## start Material to process

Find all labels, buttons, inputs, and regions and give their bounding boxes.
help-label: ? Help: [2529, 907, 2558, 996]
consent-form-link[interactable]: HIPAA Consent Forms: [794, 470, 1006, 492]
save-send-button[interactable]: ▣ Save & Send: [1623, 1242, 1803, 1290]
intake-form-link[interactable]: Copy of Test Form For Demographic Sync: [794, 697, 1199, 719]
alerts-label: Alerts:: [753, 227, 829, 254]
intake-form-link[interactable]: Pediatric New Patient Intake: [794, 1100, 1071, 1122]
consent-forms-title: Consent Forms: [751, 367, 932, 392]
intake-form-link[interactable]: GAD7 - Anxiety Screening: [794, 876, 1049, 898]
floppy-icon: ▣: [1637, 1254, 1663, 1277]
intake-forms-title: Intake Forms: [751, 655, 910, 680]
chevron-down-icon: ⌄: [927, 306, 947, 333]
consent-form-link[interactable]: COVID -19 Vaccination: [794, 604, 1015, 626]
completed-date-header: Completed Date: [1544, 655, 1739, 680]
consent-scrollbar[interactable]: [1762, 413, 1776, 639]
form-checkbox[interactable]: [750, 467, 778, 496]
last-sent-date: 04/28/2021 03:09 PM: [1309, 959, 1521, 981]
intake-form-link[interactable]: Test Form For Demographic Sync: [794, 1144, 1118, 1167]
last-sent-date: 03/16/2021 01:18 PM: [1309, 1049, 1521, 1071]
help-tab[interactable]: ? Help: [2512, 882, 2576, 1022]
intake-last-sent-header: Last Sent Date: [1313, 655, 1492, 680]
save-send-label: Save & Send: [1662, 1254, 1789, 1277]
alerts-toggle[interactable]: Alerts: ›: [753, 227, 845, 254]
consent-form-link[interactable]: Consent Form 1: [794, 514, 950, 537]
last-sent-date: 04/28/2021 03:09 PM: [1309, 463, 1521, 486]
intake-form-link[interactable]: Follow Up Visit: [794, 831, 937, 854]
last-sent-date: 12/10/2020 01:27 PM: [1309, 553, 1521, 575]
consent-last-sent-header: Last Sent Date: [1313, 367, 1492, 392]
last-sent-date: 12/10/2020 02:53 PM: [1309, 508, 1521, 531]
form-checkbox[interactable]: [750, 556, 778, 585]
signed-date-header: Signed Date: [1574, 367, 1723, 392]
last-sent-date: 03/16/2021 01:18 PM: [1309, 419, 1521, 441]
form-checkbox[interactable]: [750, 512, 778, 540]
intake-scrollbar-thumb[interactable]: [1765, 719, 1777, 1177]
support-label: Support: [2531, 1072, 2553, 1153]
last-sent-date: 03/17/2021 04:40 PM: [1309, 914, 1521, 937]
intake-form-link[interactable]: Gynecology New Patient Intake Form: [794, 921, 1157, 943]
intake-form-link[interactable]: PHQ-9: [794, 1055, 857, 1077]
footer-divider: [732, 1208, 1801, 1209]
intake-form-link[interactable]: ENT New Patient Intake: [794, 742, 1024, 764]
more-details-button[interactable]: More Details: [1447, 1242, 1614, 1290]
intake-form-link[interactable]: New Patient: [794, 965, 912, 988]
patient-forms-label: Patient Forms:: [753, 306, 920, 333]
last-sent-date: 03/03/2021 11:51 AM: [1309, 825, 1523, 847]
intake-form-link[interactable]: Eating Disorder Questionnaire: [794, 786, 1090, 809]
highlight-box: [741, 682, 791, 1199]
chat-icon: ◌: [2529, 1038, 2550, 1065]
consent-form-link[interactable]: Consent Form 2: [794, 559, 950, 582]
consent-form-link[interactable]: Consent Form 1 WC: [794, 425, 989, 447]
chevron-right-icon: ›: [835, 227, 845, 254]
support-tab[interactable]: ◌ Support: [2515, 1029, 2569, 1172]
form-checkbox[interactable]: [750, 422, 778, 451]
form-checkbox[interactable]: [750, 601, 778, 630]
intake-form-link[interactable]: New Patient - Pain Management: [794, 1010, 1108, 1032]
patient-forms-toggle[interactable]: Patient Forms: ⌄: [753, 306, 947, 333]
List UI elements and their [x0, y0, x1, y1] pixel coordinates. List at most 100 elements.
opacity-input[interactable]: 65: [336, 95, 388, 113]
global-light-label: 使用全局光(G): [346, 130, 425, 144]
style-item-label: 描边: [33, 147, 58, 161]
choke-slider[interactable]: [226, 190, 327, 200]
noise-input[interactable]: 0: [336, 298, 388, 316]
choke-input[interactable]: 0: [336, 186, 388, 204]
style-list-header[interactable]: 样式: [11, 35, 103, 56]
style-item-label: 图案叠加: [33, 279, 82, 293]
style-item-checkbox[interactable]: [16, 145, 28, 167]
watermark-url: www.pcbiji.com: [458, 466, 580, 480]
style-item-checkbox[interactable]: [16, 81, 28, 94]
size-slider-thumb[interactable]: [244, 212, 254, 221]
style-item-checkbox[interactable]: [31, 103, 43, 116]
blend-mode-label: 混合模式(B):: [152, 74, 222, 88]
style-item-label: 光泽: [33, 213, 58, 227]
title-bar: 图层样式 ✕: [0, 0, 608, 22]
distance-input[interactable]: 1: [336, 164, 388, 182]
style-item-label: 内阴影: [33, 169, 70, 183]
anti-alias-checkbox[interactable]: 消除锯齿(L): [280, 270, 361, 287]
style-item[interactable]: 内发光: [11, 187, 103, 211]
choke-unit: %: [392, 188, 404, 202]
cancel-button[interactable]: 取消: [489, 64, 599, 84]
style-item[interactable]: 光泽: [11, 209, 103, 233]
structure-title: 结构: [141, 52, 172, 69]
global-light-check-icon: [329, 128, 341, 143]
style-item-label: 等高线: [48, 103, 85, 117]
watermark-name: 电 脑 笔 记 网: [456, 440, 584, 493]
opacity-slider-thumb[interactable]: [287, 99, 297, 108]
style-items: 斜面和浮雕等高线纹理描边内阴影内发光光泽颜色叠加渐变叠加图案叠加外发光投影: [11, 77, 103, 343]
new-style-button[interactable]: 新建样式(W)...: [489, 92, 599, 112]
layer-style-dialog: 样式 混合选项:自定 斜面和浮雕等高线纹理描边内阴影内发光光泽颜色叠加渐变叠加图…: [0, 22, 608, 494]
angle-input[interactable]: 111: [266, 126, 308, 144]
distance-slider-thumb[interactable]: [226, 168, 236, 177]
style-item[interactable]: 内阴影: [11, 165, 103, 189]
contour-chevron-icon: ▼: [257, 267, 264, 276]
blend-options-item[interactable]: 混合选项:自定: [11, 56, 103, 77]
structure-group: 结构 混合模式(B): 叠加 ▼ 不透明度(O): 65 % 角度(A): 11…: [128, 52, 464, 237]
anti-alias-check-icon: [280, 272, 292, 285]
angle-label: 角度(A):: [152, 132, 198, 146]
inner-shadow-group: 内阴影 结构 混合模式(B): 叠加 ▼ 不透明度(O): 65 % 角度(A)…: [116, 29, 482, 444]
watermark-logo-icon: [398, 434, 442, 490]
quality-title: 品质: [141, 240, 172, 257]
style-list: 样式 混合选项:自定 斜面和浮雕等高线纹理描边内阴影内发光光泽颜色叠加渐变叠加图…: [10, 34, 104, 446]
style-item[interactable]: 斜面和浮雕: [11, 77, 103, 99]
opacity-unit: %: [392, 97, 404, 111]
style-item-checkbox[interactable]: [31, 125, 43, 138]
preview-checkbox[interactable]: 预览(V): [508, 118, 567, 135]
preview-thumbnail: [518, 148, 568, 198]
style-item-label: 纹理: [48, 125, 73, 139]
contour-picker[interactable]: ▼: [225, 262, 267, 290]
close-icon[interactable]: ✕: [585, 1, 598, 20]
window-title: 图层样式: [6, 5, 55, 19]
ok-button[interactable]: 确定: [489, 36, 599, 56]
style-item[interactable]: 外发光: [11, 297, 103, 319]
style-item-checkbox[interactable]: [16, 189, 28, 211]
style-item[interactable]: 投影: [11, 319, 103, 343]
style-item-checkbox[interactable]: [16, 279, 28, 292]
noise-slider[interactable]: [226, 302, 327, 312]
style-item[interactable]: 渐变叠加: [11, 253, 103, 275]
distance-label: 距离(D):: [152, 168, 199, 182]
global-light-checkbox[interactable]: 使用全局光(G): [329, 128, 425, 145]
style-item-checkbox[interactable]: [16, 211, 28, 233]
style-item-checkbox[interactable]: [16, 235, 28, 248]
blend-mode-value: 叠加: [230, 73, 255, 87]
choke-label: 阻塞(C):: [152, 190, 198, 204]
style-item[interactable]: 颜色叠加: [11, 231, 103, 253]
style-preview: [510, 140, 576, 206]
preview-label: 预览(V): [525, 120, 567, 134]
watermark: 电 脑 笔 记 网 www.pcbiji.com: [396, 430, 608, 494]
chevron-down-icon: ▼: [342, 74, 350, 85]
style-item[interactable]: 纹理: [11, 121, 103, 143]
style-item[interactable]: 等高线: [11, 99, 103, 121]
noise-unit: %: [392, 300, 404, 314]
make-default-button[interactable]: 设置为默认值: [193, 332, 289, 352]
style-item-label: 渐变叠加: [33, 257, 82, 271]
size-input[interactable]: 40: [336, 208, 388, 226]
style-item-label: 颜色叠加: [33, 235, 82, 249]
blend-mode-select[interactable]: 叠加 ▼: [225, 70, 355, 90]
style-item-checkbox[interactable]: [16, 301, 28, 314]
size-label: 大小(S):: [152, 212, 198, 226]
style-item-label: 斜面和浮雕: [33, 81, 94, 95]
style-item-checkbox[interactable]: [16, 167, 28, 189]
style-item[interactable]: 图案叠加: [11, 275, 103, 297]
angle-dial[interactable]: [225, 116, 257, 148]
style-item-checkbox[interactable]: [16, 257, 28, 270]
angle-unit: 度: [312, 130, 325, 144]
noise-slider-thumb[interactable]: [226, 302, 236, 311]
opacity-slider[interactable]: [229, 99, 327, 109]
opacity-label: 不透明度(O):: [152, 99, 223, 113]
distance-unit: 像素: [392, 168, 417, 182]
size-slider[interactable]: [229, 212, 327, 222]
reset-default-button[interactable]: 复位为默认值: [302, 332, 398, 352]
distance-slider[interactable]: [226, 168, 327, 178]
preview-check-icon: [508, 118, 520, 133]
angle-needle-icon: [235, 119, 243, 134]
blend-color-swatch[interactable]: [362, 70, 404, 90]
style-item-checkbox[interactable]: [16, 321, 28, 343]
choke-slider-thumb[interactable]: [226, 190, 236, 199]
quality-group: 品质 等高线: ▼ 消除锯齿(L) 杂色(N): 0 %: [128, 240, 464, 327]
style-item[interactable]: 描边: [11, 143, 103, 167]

## end Material to process

Task:
Duplicate the material above verbatim, starting with its first line and going on through the line containing "intake-form-link[interactable]: Test Form".

Answer below:
Find all labels, buttons, inputs, and regions and give their bounding boxes.
help-label: ? Help: [2529, 907, 2558, 996]
consent-form-link[interactable]: HIPAA Consent Forms: [794, 470, 1006, 492]
save-send-button[interactable]: ▣ Save & Send: [1623, 1242, 1803, 1290]
intake-form-link[interactable]: Copy of Test Form For Demographic Sync: [794, 697, 1199, 719]
alerts-label: Alerts:: [753, 227, 829, 254]
intake-form-link[interactable]: Pediatric New Patient Intake: [794, 1100, 1071, 1122]
consent-forms-title: Consent Forms: [751, 367, 932, 392]
intake-form-link[interactable]: GAD7 - Anxiety Screening: [794, 876, 1049, 898]
floppy-icon: ▣: [1637, 1254, 1663, 1277]
intake-forms-title: Intake Forms: [751, 655, 910, 680]
chevron-down-icon: ⌄: [927, 306, 947, 333]
consent-form-link[interactable]: COVID -19 Vaccination: [794, 604, 1015, 626]
completed-date-header: Completed Date: [1544, 655, 1739, 680]
consent-scrollbar[interactable]: [1762, 413, 1776, 639]
form-checkbox[interactable]: [750, 467, 778, 496]
last-sent-date: 04/28/2021 03:09 PM: [1309, 959, 1521, 981]
intake-form-link[interactable]: Test Form For Demographic Sync: [794, 1144, 1118, 1167]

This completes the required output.